— TASK DIRECTIONS —
Reproduce the data exactly.

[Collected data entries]

►

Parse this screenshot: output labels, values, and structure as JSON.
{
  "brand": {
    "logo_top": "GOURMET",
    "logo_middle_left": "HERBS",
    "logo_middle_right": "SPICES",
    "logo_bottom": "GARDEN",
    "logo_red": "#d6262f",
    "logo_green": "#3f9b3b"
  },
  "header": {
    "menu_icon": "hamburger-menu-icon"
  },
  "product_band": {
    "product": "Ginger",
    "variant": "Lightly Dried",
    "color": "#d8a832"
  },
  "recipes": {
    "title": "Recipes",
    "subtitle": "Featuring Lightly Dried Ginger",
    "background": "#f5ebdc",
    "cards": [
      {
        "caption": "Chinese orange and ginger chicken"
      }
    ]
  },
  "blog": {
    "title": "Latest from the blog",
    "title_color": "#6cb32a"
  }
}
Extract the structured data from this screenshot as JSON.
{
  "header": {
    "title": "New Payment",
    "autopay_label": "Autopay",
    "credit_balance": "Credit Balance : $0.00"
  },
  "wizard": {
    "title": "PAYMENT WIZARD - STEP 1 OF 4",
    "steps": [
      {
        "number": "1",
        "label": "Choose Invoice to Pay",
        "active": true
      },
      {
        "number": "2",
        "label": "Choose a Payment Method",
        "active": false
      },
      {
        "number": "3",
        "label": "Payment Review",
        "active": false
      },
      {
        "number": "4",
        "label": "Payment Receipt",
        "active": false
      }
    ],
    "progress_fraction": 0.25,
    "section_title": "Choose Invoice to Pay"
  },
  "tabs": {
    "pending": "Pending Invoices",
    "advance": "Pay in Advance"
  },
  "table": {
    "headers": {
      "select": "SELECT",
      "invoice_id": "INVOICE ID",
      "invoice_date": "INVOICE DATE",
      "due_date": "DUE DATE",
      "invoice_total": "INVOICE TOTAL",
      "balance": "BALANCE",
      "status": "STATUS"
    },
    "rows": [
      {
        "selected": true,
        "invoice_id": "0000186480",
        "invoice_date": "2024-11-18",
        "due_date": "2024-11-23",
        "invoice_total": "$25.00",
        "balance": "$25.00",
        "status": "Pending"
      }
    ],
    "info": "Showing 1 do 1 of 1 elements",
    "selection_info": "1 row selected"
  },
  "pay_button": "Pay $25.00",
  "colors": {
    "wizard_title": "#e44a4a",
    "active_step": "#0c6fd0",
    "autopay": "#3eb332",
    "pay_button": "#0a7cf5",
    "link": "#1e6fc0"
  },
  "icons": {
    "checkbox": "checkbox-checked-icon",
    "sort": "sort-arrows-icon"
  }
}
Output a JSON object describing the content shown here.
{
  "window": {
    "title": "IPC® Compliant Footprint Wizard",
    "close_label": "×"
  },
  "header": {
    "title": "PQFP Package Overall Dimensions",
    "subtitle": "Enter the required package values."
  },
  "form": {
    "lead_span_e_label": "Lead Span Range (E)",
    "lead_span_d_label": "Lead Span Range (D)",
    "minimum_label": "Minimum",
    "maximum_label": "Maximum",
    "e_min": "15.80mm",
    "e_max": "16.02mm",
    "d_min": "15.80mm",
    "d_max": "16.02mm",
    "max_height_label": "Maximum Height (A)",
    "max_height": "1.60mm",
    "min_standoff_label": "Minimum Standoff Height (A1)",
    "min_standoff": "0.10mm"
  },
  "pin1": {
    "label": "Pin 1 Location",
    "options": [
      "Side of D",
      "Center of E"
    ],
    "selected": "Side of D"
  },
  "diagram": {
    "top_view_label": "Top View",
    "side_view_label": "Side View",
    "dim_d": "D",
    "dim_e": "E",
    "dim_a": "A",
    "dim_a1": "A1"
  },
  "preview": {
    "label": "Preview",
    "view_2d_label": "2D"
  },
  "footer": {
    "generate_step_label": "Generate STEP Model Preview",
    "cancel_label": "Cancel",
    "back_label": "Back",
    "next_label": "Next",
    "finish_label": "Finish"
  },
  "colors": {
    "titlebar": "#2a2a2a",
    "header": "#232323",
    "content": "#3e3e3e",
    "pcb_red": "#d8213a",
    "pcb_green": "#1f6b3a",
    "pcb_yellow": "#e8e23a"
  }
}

◄

— RESULT OF THIS TASK —
Parse this screenshot: output labels, values, and structure as JSON.
{
  "brand": {
    "logo_top": "GOURMET",
    "logo_middle_left": "HERBS",
    "logo_middle_right": "SPICES",
    "logo_bottom": "GARDEN",
    "logo_red": "#d6262f",
    "logo_green": "#3f9b3b"
  },
  "header": {
    "menu_icon": "hamburger-menu-icon"
  },
  "product_band": {
    "product": "Ginger",
    "variant": "Lightly Dried",
    "color": "#d8a832"
  },
  "recipes": {
    "title": "Recipes",
    "subtitle": "Featuring Lightly Dried Ginger",
    "background": "#f5ebdc",
    "cards": [
      {
        "caption": "Chinese orange and ginger chicken"
      }
    ]
  },
  "blog": {
    "title": "Latest from the blog",
    "title_color": "#6cb32a"
  }
}
Extract the structured data from this screenshot as JSON.
{
  "header": {
    "title": "New Payment",
    "autopay_label": "Autopay",
    "credit_balance": "Credit Balance : $0.00"
  },
  "wizard": {
    "title": "PAYMENT WIZARD - STEP 1 OF 4",
    "steps": [
      {
        "number": "1",
        "label": "Choose Invoice to Pay",
        "active": true
      },
      {
        "number": "2",
        "label": "Choose a Payment Method",
        "active": false
      },
      {
        "number": "3",
        "label": "Payment Review",
        "active": false
      },
      {
        "number": "4",
        "label": "Payment Receipt",
        "active": false
      }
    ],
    "progress_fraction": 0.25,
    "section_title": "Choose Invoice to Pay"
  },
  "tabs": {
    "pending": "Pending Invoices",
    "advance": "Pay in Advance"
  },
  "table": {
    "headers": {
      "select": "SELECT",
      "invoice_id": "INVOICE ID",
      "invoice_date": "INVOICE DATE",
      "due_date": "DUE DATE",
      "invoice_total": "INVOICE TOTAL",
      "balance": "BALANCE",
      "status": "STATUS"
    },
    "rows": [
      {
        "selected": true,
        "invoice_id": "0000186480",
        "invoice_date": "2024-11-18",
        "due_date": "2024-11-23",
        "invoice_total": "$25.00",
        "balance": "$25.00",
        "status": "Pending"
      }
    ],
    "info": "Showing 1 do 1 of 1 elements",
    "selection_info": "1 row selected"
  },
  "pay_button": "Pay $25.00",
  "colors": {
    "wizard_title": "#e44a4a",
    "active_step": "#0c6fd0",
    "autopay": "#3eb332",
    "pay_button": "#0a7cf5",
    "link": "#1e6fc0"
  },
  "icons": {
    "checkbox": "checkbox-checked-icon",
    "sort": "sort-arrows-icon"
  }
}
Output a JSON object describing the content shown here.
{
  "window": {
    "title": "IPC® Compliant Footprint Wizard",
    "close_label": "×"
  },
  "header": {
    "title": "PQFP Package Overall Dimensions",
    "subtitle": "Enter the required package values."
  },
  "form": {
    "lead_span_e_label": "Lead Span Range (E)",
    "lead_span_d_label": "Lead Span Range (D)",
    "minimum_label": "Minimum",
    "maximum_label": "Maximum",
    "e_min": "15.80mm",
    "e_max": "16.02mm",
    "d_min": "15.80mm",
    "d_max": "16.02mm",
    "max_height_label": "Maximum Height (A)",
    "max_height": "1.60mm",
    "min_standoff_label": "Minimum Standoff Height (A1)",
    "min_standoff": "0.10mm"
  },
  "pin1": {
    "label": "Pin 1 Location",
    "options": [
      "Side of D",
      "Center of E"
    ],
    "selected": "Side of D"
  },
  "diagram": {
    "top_view_label": "Top View",
    "side_view_label": "Side View",
    "dim_d": "D",
    "dim_e": "E",
    "dim_a": "A",
    "dim_a1": "A1"
  },
  "preview": {
    "label": "Preview",
    "view_2d_label": "2D"
  },
  "footer": {
    "generate_step_label": "Generate STEP Model Preview",
    "cancel_label": "Cancel",
    "back_label": "Back",
    "next_label": "Next",
    "finish_label": "Finish"
  },
  "colors": {
    "titlebar": "#2a2a2a",
    "header": "#232323",
    "content": "#3e3e3e",
    "pcb_red": "#d8213a",
    "pcb_green": "#1f6b3a",
    "pcb_yellow": "#e8e23a"
  }
}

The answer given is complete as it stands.